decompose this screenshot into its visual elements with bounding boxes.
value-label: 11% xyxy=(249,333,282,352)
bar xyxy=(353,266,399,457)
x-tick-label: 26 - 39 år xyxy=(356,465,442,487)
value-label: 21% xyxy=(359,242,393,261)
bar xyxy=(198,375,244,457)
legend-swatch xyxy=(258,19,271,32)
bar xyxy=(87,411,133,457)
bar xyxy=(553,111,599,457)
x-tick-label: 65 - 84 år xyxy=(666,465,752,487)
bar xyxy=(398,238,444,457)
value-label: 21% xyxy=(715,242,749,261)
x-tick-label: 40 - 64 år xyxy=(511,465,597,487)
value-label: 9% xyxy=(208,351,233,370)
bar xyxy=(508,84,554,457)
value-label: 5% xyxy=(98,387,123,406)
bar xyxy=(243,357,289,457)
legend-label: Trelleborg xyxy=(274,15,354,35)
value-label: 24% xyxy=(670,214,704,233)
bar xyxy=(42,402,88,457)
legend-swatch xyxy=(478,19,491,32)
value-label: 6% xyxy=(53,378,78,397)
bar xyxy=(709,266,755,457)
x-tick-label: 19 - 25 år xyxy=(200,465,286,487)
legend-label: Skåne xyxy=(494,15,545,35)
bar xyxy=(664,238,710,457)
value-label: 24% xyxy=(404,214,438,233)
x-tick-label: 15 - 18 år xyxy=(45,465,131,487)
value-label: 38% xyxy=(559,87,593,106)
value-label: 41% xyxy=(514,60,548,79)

#### WHAT IS NEEDED:
Please rename "value-label" to "data-label" throughout the data above, and give all of its lines again with nothing else changed.

#### RESPONSE BELOW:
decompose this screenshot into its visual elements with bounding boxes.
data-label: 11% xyxy=(249,333,282,352)
bar xyxy=(353,266,399,457)
x-tick-label: 26 - 39 år xyxy=(356,465,442,487)
data-label: 21% xyxy=(359,242,393,261)
bar xyxy=(198,375,244,457)
legend-swatch xyxy=(258,19,271,32)
bar xyxy=(87,411,133,457)
bar xyxy=(553,111,599,457)
x-tick-label: 65 - 84 år xyxy=(666,465,752,487)
bar xyxy=(398,238,444,457)
data-label: 21% xyxy=(715,242,749,261)
x-tick-label: 40 - 64 år xyxy=(511,465,597,487)
data-label: 9% xyxy=(208,351,233,370)
bar xyxy=(508,84,554,457)
data-label: 5% xyxy=(98,387,123,406)
bar xyxy=(243,357,289,457)
legend-label: Trelleborg xyxy=(274,15,354,35)
data-label: 24% xyxy=(670,214,704,233)
bar xyxy=(42,402,88,457)
legend-swatch xyxy=(478,19,491,32)
data-label: 6% xyxy=(53,378,78,397)
bar xyxy=(709,266,755,457)
x-tick-label: 19 - 25 år xyxy=(200,465,286,487)
legend-label: Skåne xyxy=(494,15,545,35)
bar xyxy=(664,238,710,457)
data-label: 24% xyxy=(404,214,438,233)
x-tick-label: 15 - 18 år xyxy=(45,465,131,487)
data-label: 38% xyxy=(559,87,593,106)
data-label: 41% xyxy=(514,60,548,79)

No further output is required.